— BEGIN —

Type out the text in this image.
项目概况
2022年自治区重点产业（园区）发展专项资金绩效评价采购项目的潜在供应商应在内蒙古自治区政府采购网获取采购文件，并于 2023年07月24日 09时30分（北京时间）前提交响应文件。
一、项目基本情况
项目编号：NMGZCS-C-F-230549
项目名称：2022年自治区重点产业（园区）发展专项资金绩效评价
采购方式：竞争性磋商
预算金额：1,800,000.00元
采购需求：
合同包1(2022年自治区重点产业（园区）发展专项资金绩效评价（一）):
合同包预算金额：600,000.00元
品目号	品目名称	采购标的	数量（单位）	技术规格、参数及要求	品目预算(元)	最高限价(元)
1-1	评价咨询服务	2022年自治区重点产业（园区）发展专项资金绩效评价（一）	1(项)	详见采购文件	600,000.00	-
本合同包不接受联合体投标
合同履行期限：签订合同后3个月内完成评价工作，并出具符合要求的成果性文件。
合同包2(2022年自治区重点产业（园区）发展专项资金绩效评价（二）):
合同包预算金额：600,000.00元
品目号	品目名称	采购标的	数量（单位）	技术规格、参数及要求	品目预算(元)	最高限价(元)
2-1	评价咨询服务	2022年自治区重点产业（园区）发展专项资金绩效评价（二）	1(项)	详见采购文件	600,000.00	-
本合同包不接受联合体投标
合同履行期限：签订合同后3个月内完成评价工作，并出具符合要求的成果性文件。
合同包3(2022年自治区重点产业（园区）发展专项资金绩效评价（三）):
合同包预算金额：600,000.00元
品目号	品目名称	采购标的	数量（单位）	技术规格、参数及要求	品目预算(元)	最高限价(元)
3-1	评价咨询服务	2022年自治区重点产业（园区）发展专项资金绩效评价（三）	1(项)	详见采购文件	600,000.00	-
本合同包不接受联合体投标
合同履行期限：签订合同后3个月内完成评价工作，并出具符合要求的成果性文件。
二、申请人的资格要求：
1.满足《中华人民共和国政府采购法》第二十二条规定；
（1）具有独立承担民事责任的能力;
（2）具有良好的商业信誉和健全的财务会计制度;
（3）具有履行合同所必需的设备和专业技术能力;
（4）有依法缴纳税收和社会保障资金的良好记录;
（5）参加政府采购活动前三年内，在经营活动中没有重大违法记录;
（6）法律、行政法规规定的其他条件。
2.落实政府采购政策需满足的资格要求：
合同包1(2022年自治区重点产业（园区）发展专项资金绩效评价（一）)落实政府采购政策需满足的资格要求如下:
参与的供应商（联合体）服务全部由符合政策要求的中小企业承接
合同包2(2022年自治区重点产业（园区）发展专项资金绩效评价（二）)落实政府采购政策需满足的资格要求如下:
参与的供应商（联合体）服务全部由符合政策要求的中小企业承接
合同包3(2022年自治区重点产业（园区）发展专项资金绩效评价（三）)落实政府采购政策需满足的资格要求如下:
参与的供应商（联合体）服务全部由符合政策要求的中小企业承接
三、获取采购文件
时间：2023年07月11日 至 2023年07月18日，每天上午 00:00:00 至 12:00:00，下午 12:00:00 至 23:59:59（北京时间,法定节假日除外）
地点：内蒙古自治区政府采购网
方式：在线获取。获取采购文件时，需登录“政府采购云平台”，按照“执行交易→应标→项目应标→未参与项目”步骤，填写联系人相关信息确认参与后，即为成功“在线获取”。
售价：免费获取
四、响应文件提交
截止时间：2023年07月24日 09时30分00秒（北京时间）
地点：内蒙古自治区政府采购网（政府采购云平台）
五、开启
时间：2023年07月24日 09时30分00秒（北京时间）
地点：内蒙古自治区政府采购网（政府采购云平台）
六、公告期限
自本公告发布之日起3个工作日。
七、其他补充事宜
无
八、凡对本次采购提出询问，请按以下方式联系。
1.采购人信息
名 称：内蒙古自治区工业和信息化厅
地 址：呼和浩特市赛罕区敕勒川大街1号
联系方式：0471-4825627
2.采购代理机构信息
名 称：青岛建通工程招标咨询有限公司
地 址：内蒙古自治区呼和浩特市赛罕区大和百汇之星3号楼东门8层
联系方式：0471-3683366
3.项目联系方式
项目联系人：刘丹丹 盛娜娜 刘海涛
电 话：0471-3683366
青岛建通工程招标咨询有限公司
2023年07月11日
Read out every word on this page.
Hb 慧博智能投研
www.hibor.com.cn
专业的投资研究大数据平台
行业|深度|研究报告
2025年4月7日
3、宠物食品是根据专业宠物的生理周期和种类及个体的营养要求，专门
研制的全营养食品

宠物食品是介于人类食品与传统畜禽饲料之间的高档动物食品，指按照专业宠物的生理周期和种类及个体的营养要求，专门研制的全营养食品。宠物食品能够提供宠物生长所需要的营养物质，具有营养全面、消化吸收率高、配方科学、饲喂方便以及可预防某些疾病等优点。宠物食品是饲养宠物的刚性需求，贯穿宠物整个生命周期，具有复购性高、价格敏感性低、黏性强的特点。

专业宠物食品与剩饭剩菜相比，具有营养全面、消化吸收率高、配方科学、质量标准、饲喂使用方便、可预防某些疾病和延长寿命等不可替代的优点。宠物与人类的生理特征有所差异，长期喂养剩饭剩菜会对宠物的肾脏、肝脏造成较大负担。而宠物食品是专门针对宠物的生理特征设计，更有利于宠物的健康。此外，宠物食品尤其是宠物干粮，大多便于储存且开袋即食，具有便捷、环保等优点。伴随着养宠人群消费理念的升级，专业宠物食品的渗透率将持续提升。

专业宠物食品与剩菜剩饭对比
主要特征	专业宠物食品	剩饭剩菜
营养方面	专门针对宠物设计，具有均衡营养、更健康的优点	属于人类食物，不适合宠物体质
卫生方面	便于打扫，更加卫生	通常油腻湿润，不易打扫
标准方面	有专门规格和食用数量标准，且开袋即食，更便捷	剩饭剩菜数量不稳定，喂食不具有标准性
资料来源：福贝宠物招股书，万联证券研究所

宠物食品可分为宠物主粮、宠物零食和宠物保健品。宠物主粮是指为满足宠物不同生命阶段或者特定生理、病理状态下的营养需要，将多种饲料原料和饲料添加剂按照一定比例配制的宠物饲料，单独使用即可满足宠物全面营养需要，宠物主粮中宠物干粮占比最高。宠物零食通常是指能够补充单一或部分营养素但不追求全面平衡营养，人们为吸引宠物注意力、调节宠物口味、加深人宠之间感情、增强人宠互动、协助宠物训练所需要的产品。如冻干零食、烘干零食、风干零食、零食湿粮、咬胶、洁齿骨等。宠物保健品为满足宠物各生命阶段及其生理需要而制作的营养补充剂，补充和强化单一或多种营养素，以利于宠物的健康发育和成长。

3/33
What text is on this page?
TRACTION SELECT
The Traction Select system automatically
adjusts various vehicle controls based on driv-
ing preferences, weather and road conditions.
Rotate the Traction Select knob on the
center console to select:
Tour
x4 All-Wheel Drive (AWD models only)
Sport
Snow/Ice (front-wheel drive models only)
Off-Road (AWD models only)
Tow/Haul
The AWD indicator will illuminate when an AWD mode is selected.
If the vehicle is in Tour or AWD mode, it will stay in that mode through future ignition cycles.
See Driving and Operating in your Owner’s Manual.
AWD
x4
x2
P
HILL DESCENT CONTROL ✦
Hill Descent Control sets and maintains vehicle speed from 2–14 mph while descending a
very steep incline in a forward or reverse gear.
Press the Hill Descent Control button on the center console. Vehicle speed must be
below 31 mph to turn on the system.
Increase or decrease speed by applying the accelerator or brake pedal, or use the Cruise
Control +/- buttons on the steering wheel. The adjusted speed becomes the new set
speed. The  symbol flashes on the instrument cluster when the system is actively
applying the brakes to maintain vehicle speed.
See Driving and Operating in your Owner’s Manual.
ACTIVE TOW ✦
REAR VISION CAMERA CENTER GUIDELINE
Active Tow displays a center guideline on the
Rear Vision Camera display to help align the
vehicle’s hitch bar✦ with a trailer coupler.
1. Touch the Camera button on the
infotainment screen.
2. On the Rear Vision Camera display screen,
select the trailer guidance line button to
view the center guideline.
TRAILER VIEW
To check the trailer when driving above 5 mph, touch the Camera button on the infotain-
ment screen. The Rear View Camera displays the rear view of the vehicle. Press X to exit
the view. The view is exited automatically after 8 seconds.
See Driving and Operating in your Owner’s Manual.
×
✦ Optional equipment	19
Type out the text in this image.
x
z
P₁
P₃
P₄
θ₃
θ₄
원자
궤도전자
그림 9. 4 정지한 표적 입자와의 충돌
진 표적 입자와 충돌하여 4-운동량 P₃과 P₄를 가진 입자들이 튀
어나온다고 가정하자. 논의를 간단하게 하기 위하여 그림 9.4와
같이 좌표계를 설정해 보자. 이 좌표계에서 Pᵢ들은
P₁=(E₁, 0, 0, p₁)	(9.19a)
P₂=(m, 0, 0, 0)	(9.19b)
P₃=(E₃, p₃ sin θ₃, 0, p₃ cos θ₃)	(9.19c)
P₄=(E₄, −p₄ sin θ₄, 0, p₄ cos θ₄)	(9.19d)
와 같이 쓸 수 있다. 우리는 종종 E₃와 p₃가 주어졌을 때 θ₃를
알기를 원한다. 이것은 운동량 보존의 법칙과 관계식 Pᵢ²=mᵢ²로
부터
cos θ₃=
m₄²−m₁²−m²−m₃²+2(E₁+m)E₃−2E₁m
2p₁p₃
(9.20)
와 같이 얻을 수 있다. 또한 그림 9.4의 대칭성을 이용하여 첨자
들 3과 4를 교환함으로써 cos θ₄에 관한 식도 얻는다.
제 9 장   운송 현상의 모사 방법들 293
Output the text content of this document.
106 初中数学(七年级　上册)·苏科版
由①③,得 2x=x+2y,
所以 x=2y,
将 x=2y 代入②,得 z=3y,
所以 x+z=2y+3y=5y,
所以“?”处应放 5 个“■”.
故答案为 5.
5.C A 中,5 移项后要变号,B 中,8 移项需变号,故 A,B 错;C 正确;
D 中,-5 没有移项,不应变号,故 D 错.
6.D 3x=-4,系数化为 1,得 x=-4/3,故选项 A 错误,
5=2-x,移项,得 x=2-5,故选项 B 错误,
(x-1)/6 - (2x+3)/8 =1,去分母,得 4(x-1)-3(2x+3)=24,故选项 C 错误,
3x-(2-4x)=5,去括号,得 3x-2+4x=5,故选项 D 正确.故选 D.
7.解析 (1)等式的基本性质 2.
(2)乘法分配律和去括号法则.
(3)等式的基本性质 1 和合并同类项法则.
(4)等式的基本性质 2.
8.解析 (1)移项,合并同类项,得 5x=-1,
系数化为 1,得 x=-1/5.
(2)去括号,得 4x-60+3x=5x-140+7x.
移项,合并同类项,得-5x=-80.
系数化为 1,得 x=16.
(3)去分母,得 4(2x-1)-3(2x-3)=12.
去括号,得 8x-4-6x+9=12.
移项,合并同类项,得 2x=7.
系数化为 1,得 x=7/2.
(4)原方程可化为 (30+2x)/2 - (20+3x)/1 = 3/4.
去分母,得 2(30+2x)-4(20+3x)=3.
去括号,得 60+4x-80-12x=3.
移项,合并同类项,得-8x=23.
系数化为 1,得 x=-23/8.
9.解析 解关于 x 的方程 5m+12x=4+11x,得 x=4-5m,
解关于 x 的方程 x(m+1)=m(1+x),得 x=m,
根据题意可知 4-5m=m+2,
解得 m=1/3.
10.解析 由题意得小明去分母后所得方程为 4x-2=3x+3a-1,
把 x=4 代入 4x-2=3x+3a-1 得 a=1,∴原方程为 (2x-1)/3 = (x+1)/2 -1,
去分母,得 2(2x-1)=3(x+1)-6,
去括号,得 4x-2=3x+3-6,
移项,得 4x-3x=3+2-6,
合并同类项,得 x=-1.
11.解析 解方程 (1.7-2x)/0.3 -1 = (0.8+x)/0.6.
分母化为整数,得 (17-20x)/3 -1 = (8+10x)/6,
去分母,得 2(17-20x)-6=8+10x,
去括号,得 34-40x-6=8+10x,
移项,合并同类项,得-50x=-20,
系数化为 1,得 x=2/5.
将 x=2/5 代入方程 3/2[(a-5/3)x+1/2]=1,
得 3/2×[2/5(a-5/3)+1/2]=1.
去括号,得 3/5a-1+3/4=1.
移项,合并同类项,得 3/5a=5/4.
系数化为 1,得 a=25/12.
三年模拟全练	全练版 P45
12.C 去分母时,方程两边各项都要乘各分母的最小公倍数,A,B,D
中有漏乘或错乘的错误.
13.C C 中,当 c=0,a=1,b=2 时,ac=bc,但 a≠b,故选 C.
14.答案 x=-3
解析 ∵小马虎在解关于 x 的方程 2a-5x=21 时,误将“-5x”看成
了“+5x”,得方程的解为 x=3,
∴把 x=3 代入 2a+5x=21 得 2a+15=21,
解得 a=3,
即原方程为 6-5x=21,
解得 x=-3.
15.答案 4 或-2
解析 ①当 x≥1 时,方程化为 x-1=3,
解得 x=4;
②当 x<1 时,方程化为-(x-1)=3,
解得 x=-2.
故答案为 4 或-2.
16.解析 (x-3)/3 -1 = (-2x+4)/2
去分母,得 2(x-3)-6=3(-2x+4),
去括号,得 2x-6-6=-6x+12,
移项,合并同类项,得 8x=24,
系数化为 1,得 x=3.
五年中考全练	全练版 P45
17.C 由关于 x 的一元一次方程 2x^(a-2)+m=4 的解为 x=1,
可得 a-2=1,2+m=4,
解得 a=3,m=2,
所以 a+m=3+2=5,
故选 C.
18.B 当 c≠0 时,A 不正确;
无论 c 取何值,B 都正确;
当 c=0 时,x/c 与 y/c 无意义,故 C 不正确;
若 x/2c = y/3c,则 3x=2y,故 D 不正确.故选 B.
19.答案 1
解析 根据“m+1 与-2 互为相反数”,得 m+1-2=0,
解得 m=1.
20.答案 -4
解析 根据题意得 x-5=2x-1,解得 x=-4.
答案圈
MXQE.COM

— END —

• **To be done**:
Each line in the data that holds the string "text" should be found and copied.

• **Response to this task**:
Type out the text in this image.
What text is on this page?
Type out the text in this image.
Output the text content of this document.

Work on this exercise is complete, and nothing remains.